• GIVEN PROBLEM:
Each entry here needs to be set down again exactly, please; pictures are left out.

Stored data entries
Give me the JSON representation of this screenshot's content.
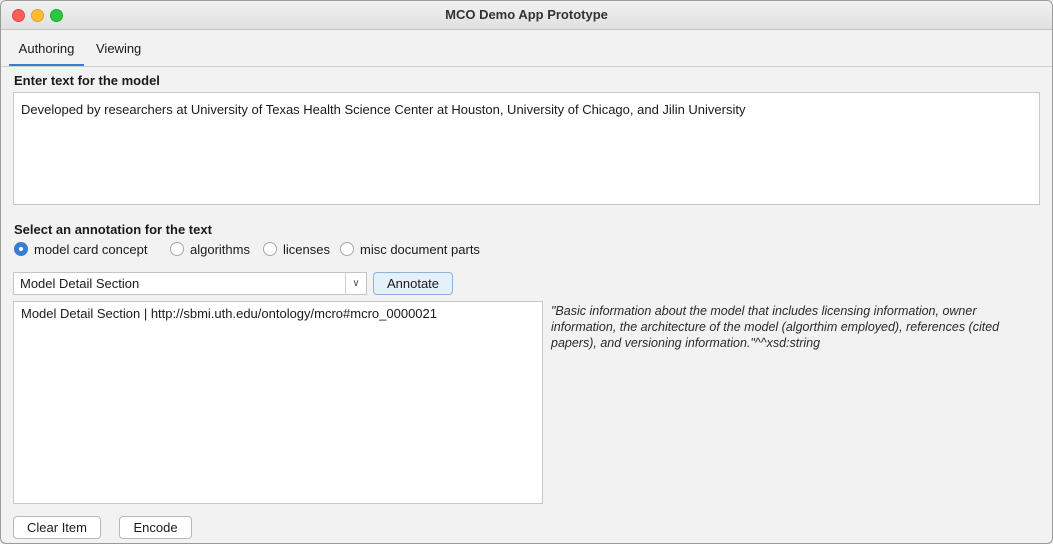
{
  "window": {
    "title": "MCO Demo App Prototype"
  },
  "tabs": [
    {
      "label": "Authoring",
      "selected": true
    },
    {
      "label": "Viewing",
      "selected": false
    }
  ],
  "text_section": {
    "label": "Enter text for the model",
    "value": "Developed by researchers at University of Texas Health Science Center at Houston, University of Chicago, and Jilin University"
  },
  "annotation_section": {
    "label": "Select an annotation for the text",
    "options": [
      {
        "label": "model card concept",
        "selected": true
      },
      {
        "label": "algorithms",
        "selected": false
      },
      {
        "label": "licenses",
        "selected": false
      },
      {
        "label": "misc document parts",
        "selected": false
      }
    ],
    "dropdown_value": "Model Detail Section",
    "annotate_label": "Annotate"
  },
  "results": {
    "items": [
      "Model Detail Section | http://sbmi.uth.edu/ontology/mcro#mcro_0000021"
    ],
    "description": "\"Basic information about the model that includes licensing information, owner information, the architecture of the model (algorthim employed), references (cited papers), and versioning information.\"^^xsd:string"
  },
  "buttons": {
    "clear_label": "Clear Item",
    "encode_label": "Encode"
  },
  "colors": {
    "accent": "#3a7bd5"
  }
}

• RESULT OF THIS TASK:
Give me the JSON representation of this screenshot's content.
{
  "window": {
    "title": "MCO Demo App Prototype"
  },
  "tabs": [
    {
      "label": "Authoring",
      "selected": true
    },
    {
      "label": "Viewing",
      "selected": false
    }
  ],
  "text_section": {
    "label": "Enter text for the model",
    "value": "Developed by researchers at University of Texas Health Science Center at Houston, University of Chicago, and Jilin University"
  },
  "annotation_section": {
    "label": "Select an annotation for the text",
    "options": [
      {
        "label": "model card concept",
        "selected": true
      },
      {
        "label": "algorithms",
        "selected": false
      },
      {
        "label": "licenses",
        "selected": false
      },
      {
        "label": "misc document parts",
        "selected": false
      }
    ],
    "dropdown_value": "Model Detail Section",
    "annotate_label": "Annotate"
  },
  "results": {
    "items": [
      "Model Detail Section | http://sbmi.uth.edu/ontology/mcro#mcro_0000021"
    ],
    "description": "\"Basic information about the model that includes licensing information, owner information, the architecture of the model (algorthim employed), references (cited papers), and versioning information.\"^^xsd:string"
  },
  "buttons": {
    "clear_label": "Clear Item",
    "encode_label": "Encode"
  },
  "colors": {
    "accent": "#3a7bd5"
  }
}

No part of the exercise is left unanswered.